Data records>

::::::

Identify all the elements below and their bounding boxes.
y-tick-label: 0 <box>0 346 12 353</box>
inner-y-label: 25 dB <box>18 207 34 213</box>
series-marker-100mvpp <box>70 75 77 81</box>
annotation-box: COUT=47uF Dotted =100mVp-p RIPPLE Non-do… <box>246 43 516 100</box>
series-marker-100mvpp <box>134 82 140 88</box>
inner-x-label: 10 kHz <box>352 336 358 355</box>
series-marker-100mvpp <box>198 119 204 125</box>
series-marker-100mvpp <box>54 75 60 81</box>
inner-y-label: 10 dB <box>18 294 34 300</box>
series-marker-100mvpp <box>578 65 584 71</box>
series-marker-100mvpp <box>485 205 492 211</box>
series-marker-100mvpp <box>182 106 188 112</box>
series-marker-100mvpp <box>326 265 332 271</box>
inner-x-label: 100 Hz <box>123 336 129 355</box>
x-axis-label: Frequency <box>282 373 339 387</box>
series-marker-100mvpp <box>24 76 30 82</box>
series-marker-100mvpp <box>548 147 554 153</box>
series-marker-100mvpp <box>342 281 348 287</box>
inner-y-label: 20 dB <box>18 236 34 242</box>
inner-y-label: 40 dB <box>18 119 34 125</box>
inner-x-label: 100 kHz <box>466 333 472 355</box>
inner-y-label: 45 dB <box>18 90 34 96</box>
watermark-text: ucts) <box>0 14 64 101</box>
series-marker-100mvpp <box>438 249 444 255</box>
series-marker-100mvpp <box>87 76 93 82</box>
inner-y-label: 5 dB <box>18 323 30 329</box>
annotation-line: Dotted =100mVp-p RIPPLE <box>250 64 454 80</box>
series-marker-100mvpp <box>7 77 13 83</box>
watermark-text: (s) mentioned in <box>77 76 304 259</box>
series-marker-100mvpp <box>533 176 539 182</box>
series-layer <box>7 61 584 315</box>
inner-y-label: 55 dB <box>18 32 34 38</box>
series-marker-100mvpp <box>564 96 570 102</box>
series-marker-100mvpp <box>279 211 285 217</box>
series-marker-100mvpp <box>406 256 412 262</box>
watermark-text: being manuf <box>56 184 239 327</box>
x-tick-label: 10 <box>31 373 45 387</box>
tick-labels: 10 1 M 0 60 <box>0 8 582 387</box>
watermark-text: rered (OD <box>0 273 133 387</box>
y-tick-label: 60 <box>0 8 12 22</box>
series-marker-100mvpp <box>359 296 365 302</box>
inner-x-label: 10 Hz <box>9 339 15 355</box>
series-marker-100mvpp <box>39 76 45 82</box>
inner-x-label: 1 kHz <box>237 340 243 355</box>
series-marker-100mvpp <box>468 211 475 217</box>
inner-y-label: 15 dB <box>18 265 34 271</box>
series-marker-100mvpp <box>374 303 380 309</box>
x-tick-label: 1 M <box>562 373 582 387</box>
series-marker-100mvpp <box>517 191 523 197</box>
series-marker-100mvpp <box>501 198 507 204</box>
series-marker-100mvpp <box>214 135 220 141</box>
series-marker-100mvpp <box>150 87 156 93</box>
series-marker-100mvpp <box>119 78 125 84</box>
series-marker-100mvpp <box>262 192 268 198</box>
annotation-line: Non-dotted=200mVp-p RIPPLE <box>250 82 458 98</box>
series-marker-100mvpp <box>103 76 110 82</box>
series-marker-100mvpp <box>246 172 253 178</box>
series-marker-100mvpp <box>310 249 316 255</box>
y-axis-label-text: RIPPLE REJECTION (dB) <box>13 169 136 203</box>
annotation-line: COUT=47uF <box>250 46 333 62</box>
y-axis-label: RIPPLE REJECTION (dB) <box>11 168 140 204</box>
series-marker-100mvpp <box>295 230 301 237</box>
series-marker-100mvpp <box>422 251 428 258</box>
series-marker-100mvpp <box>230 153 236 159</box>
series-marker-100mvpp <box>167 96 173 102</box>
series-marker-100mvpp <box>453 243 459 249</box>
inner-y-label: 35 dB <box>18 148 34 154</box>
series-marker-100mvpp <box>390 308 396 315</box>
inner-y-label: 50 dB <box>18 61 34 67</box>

::::::

What is required> Retype all of the material above line for line, with no changes to any character, number or spacing.

Result>
Identify all the elements below and their bounding boxes.
y-tick-label: 0 <box>0 346 12 353</box>
inner-y-label: 25 dB <box>18 207 34 213</box>
series-marker-100mvpp <box>70 75 77 81</box>
annotation-box: COUT=47uF Dotted =100mVp-p RIPPLE Non-do… <box>246 43 516 100</box>
series-marker-100mvpp <box>134 82 140 88</box>
inner-x-label: 10 kHz <box>352 336 358 355</box>
series-marker-100mvpp <box>198 119 204 125</box>
series-marker-100mvpp <box>54 75 60 81</box>
inner-y-label: 10 dB <box>18 294 34 300</box>
series-marker-100mvpp <box>578 65 584 71</box>
series-marker-100mvpp <box>485 205 492 211</box>
series-marker-100mvpp <box>182 106 188 112</box>
series-marker-100mvpp <box>326 265 332 271</box>
inner-x-label: 100 Hz <box>123 336 129 355</box>
x-axis-label: Frequency <box>282 373 339 387</box>
series-marker-100mvpp <box>24 76 30 82</box>
series-marker-100mvpp <box>548 147 554 153</box>
series-marker-100mvpp <box>342 281 348 287</box>
inner-y-label: 20 dB <box>18 236 34 242</box>
inner-y-label: 40 dB <box>18 119 34 125</box>
inner-x-label: 100 kHz <box>466 333 472 355</box>
inner-y-label: 45 dB <box>18 90 34 96</box>
watermark-text: ucts) <box>0 14 64 101</box>
series-marker-100mvpp <box>438 249 444 255</box>
series-marker-100mvpp <box>87 76 93 82</box>
inner-y-label: 5 dB <box>18 323 30 329</box>
annotation-line: Dotted =100mVp-p RIPPLE <box>250 64 454 80</box>
series-marker-100mvpp <box>7 77 13 83</box>
watermark-text: (s) mentioned in <box>77 76 304 259</box>
series-marker-100mvpp <box>533 176 539 182</box>
series-layer <box>7 61 584 315</box>
inner-y-label: 55 dB <box>18 32 34 38</box>
series-marker-100mvpp <box>564 96 570 102</box>
series-marker-100mvpp <box>279 211 285 217</box>
series-marker-100mvpp <box>406 256 412 262</box>
watermark-text: being manuf <box>56 184 239 327</box>
x-tick-label: 10 <box>31 373 45 387</box>
tick-labels: 10 1 M 0 60 <box>0 8 582 387</box>
watermark-text: rered (OD <box>0 273 133 387</box>
y-tick-label: 60 <box>0 8 12 22</box>
series-marker-100mvpp <box>359 296 365 302</box>
inner-x-label: 10 Hz <box>9 339 15 355</box>
series-marker-100mvpp <box>39 76 45 82</box>
inner-x-label: 1 kHz <box>237 340 243 355</box>
series-marker-100mvpp <box>468 211 475 217</box>
inner-y-label: 15 dB <box>18 265 34 271</box>
series-marker-100mvpp <box>374 303 380 309</box>
x-tick-label: 1 M <box>562 373 582 387</box>
series-marker-100mvpp <box>517 191 523 197</box>
series-marker-100mvpp <box>501 198 507 204</box>
series-marker-100mvpp <box>214 135 220 141</box>
series-marker-100mvpp <box>150 87 156 93</box>
series-marker-100mvpp <box>119 78 125 84</box>
series-marker-100mvpp <box>262 192 268 198</box>
annotation-line: Non-dotted=200mVp-p RIPPLE <box>250 82 458 98</box>
series-marker-100mvpp <box>103 76 110 82</box>
series-marker-100mvpp <box>246 172 253 178</box>
series-marker-100mvpp <box>310 249 316 255</box>
y-axis-label-text: RIPPLE REJECTION (dB) <box>13 169 136 203</box>
annotation-line: COUT=47uF <box>250 46 333 62</box>
y-axis-label: RIPPLE REJECTION (dB) <box>11 168 140 204</box>
series-marker-100mvpp <box>295 230 301 237</box>
series-marker-100mvpp <box>422 251 428 258</box>
series-marker-100mvpp <box>230 153 236 159</box>
series-marker-100mvpp <box>167 96 173 102</box>
series-marker-100mvpp <box>453 243 459 249</box>
inner-y-label: 35 dB <box>18 148 34 154</box>
series-marker-100mvpp <box>390 308 396 315</box>
inner-y-label: 50 dB <box>18 61 34 67</box>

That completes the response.